» **The task**
Only the lines from the one containing "Convert this document image to plain text." through the end of the material are to be echoed, each exactly as it appears.

◇ ◇ ◇ ◇

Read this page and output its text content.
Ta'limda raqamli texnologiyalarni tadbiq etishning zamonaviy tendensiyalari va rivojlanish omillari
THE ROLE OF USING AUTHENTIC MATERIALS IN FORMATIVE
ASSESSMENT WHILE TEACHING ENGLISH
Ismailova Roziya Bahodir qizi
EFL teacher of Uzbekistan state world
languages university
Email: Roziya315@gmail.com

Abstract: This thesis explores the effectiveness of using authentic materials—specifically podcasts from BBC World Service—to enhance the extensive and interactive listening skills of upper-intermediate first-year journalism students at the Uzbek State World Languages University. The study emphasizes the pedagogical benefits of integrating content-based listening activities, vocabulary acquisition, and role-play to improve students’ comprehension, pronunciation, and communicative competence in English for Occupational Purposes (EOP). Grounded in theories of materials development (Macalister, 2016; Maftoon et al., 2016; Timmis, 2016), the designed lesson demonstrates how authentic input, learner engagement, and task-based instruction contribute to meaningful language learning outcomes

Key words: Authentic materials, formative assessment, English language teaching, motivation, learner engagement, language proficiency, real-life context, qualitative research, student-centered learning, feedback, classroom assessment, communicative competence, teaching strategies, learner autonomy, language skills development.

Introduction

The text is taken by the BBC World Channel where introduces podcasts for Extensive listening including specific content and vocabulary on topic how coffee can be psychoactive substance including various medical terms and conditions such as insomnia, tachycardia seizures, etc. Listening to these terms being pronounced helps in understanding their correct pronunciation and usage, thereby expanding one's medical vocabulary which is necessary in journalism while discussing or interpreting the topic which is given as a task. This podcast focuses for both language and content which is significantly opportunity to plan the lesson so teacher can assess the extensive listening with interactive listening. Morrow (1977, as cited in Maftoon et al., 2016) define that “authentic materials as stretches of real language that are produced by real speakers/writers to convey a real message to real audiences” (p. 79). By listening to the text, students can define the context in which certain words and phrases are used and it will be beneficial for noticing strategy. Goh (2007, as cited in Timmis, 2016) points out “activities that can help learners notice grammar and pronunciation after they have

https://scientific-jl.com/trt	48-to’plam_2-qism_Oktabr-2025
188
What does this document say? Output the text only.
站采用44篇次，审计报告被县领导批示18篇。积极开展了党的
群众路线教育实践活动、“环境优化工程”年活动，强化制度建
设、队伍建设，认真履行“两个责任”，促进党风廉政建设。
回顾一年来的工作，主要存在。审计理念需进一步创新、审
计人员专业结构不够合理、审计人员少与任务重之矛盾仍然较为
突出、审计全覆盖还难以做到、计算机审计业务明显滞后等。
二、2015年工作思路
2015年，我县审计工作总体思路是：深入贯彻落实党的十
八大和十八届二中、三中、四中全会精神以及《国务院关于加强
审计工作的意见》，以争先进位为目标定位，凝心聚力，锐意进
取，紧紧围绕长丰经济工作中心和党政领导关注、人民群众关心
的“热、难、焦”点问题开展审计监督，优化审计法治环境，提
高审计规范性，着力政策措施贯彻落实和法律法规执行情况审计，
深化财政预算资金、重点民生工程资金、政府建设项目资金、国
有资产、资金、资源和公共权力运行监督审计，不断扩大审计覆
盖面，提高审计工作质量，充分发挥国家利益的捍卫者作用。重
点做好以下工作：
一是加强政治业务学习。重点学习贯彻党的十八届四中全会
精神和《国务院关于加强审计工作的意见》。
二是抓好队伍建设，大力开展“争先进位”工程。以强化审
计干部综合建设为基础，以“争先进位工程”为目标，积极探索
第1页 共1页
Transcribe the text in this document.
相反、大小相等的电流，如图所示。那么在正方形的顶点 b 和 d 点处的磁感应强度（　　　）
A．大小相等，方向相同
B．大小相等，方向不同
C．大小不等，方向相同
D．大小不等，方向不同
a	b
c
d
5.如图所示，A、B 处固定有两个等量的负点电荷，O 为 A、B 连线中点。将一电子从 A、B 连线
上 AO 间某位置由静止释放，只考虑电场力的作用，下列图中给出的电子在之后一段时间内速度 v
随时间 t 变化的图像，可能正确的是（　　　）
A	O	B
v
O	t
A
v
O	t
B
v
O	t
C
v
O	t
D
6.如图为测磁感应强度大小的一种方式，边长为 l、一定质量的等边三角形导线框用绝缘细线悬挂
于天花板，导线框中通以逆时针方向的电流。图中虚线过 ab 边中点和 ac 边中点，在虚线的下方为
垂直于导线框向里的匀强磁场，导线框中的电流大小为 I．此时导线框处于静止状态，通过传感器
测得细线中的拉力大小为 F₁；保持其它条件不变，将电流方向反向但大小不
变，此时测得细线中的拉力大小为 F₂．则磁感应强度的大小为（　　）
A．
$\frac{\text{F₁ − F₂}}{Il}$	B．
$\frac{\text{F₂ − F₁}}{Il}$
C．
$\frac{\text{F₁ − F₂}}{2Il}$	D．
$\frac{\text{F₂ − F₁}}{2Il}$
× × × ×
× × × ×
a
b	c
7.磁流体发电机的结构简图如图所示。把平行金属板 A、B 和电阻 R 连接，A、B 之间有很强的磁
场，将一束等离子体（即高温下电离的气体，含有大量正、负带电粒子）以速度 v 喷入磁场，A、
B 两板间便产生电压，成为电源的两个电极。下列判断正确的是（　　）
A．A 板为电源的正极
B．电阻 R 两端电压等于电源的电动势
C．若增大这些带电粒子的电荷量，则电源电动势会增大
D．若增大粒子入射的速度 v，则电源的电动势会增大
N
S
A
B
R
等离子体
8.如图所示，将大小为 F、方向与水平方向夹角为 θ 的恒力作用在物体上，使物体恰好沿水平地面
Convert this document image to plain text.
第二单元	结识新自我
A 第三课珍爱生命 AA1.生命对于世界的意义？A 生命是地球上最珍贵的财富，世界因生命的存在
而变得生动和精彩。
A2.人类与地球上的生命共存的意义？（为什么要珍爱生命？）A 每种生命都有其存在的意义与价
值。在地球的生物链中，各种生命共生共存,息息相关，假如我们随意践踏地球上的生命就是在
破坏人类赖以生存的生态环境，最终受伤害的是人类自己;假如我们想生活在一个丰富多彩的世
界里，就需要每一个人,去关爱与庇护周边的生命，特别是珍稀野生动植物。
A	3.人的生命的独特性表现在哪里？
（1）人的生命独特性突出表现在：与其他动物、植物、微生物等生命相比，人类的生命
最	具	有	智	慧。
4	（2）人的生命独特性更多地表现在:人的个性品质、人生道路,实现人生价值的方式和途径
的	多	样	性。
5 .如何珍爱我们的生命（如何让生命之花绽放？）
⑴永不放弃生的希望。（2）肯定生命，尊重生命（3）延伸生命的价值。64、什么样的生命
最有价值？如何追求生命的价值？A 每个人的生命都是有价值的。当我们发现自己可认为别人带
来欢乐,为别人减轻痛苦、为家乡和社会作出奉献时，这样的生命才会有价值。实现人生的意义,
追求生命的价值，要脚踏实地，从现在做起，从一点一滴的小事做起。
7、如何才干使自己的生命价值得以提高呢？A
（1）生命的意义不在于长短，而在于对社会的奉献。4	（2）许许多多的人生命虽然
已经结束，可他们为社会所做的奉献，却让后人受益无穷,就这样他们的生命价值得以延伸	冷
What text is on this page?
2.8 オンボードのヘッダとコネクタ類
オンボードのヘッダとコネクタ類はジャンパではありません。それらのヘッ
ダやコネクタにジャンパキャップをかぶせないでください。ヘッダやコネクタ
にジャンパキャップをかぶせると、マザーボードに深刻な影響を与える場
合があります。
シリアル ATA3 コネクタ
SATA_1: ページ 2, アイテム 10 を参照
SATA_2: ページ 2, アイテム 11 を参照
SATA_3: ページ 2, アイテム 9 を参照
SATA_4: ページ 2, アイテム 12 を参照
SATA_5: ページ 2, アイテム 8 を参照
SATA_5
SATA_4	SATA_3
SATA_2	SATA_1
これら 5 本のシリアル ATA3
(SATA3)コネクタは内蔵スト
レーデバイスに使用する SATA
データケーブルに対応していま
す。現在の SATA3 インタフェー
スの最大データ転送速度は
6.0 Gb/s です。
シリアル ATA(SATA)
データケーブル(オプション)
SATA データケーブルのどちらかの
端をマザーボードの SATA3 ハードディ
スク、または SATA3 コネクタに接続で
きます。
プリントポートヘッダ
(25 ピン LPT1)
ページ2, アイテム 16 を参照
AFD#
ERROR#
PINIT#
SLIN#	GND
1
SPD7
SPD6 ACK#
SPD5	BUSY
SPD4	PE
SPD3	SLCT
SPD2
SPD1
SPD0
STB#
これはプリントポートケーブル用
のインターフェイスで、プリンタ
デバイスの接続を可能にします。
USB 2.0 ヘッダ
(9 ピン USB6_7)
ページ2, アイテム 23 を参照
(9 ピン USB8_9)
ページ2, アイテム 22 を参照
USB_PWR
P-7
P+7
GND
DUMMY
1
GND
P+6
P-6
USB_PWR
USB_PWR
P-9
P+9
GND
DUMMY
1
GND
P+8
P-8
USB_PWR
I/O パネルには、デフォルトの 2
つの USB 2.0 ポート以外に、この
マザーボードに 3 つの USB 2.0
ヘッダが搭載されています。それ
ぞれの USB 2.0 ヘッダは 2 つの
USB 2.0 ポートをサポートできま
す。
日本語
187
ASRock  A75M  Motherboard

◇ ◇ ◇ ◇

» **Exercise result**
Convert this document image to plain text.
第二单元	结识新自我
A 第三课珍爱生命 AA1.生命对于世界的意义？A 生命是地球上最珍贵的财富，世界因生命的存在
而变得生动和精彩。
A2.人类与地球上的生命共存的意义？（为什么要珍爱生命？）A 每种生命都有其存在的意义与价
值。在地球的生物链中，各种生命共生共存,息息相关，假如我们随意践踏地球上的生命就是在
破坏人类赖以生存的生态环境，最终受伤害的是人类自己;假如我们想生活在一个丰富多彩的世
界里，就需要每一个人,去关爱与庇护周边的生命，特别是珍稀野生动植物。
A	3.人的生命的独特性表现在哪里？
（1）人的生命独特性突出表现在：与其他动物、植物、微生物等生命相比，人类的生命
最	具	有	智	慧。
4	（2）人的生命独特性更多地表现在:人的个性品质、人生道路,实现人生价值的方式和途径
的	多	样	性。
5 .如何珍爱我们的生命（如何让生命之花绽放？）
⑴永不放弃生的希望。（2）肯定生命，尊重生命（3）延伸生命的价值。64、什么样的生命
最有价值？如何追求生命的价值？A 每个人的生命都是有价值的。当我们发现自己可认为别人带
来欢乐,为别人减轻痛苦、为家乡和社会作出奉献时，这样的生命才会有价值。实现人生的意义,
追求生命的价值，要脚踏实地，从现在做起，从一点一滴的小事做起。
7、如何才干使自己的生命价值得以提高呢？A
（1）生命的意义不在于长短，而在于对社会的奉献。4	（2）许许多多的人生命虽然
已经结束，可他们为社会所做的奉献，却让后人受益无穷,就这样他们的生命价值得以延伸	冷
What text is on this page?
2.8 オンボードのヘッダとコネクタ類
オンボードのヘッダとコネクタ類はジャンパではありません。それらのヘッ
ダやコネクタにジャンパキャップをかぶせないでください。ヘッダやコネクタ
にジャンパキャップをかぶせると、マザーボードに深刻な影響を与える場
合があります。
シリアル ATA3 コネクタ
SATA_1: ページ 2, アイテム 10 を参照
SATA_2: ページ 2, アイテム 11 を参照
SATA_3: ページ 2, アイテム 9 を参照
SATA_4: ページ 2, アイテム 12 を参照
SATA_5: ページ 2, アイテム 8 を参照
SATA_5
SATA_4	SATA_3
SATA_2	SATA_1
これら 5 本のシリアル ATA3
(SATA3)コネクタは内蔵スト
レーデバイスに使用する SATA
データケーブルに対応していま
す。現在の SATA3 インタフェー
スの最大データ転送速度は
6.0 Gb/s です。
シリアル ATA(SATA)
データケーブル(オプション)
SATA データケーブルのどちらかの
端をマザーボードの SATA3 ハードディ
スク、または SATA3 コネクタに接続で
きます。
プリントポートヘッダ
(25 ピン LPT1)
ページ2, アイテム 16 を参照
AFD#
ERROR#
PINIT#
SLIN#	GND
1
SPD7
SPD6 ACK#
SPD5	BUSY
SPD4	PE
SPD3	SLCT
SPD2
SPD1
SPD0
STB#
これはプリントポートケーブル用
のインターフェイスで、プリンタ
デバイスの接続を可能にします。
USB 2.0 ヘッダ
(9 ピン USB6_7)
ページ2, アイテム 23 を参照
(9 ピン USB8_9)
ページ2, アイテム 22 を参照
USB_PWR
P-7
P+7
GND
DUMMY
1
GND
P+6
P-6
USB_PWR
USB_PWR
P-9
P+9
GND
DUMMY
1
GND
P+8
P-8
USB_PWR
I/O パネルには、デフォルトの 2
つの USB 2.0 ポート以外に、この
マザーボードに 3 つの USB 2.0
ヘッダが搭載されています。それ
ぞれの USB 2.0 ヘッダは 2 つの
USB 2.0 ポートをサポートできま
す。
日本語
187
ASRock  A75M  Motherboard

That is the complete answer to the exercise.